Saved entries:
....................

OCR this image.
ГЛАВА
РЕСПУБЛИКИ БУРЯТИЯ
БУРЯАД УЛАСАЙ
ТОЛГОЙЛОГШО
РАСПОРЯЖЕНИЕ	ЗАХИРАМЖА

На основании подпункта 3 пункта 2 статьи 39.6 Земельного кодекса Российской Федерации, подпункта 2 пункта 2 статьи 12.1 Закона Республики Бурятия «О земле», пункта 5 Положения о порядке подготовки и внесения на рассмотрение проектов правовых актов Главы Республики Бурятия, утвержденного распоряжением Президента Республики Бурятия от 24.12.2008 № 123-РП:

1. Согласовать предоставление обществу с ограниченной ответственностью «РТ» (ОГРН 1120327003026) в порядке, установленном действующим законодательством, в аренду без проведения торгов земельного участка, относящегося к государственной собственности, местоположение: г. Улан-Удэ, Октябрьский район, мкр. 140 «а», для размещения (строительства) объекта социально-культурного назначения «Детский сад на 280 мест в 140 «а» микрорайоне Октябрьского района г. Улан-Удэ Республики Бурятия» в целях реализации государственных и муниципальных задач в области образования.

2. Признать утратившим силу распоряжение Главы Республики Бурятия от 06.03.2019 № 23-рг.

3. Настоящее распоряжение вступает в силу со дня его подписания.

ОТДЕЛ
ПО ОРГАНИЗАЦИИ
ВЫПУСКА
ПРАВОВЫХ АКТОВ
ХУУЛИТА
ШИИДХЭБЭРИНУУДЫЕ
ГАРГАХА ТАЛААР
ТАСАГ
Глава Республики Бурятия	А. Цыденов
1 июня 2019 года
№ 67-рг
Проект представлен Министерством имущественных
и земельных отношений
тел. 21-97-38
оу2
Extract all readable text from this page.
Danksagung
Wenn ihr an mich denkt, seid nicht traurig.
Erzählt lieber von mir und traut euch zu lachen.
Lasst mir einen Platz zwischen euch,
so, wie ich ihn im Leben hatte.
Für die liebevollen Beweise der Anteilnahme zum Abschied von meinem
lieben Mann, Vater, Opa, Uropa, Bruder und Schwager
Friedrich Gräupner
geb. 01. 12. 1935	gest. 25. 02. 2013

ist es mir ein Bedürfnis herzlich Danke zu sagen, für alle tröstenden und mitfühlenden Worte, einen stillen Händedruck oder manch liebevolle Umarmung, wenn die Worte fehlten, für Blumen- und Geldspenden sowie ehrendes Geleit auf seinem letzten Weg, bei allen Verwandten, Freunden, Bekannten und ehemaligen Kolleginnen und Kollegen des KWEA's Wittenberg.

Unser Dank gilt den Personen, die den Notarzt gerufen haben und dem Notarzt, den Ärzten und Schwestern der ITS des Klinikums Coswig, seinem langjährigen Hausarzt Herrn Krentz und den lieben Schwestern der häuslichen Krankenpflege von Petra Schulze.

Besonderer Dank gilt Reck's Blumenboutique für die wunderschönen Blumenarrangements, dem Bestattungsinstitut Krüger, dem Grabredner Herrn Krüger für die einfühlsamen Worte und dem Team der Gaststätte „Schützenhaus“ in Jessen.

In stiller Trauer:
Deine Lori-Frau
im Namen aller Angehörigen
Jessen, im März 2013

....................

**REQUIRED WORK**
Print only the lines from the one with "Extract all readable text from this page." to the end of the records, both included.

**TASK SOLUTION**
Extract all readable text from this page.
Danksagung
Wenn ihr an mich denkt, seid nicht traurig.
Erzählt lieber von mir und traut euch zu lachen.
Lasst mir einen Platz zwischen euch,
so, wie ich ihn im Leben hatte.
Für die liebevollen Beweise der Anteilnahme zum Abschied von meinem
lieben Mann, Vater, Opa, Uropa, Bruder und Schwager
Friedrich Gräupner
geb. 01. 12. 1935	gest. 25. 02. 2013

ist es mir ein Bedürfnis herzlich Danke zu sagen, für alle tröstenden und mitfühlenden Worte, einen stillen Händedruck oder manch liebevolle Umarmung, wenn die Worte fehlten, für Blumen- und Geldspenden sowie ehrendes Geleit auf seinem letzten Weg, bei allen Verwandten, Freunden, Bekannten und ehemaligen Kolleginnen und Kollegen des KWEA's Wittenberg.

Unser Dank gilt den Personen, die den Notarzt gerufen haben und dem Notarzt, den Ärzten und Schwestern der ITS des Klinikums Coswig, seinem langjährigen Hausarzt Herrn Krentz und den lieben Schwestern der häuslichen Krankenpflege von Petra Schulze.

Besonderer Dank gilt Reck's Blumenboutique für die wunderschönen Blumenarrangements, dem Bestattungsinstitut Krüger, dem Grabredner Herrn Krüger für die einfühlsamen Worte und dem Team der Gaststätte „Schützenhaus“ in Jessen.

In stiller Trauer:
Deine Lori-Frau
im Namen aller Angehörigen
Jessen, im März 2013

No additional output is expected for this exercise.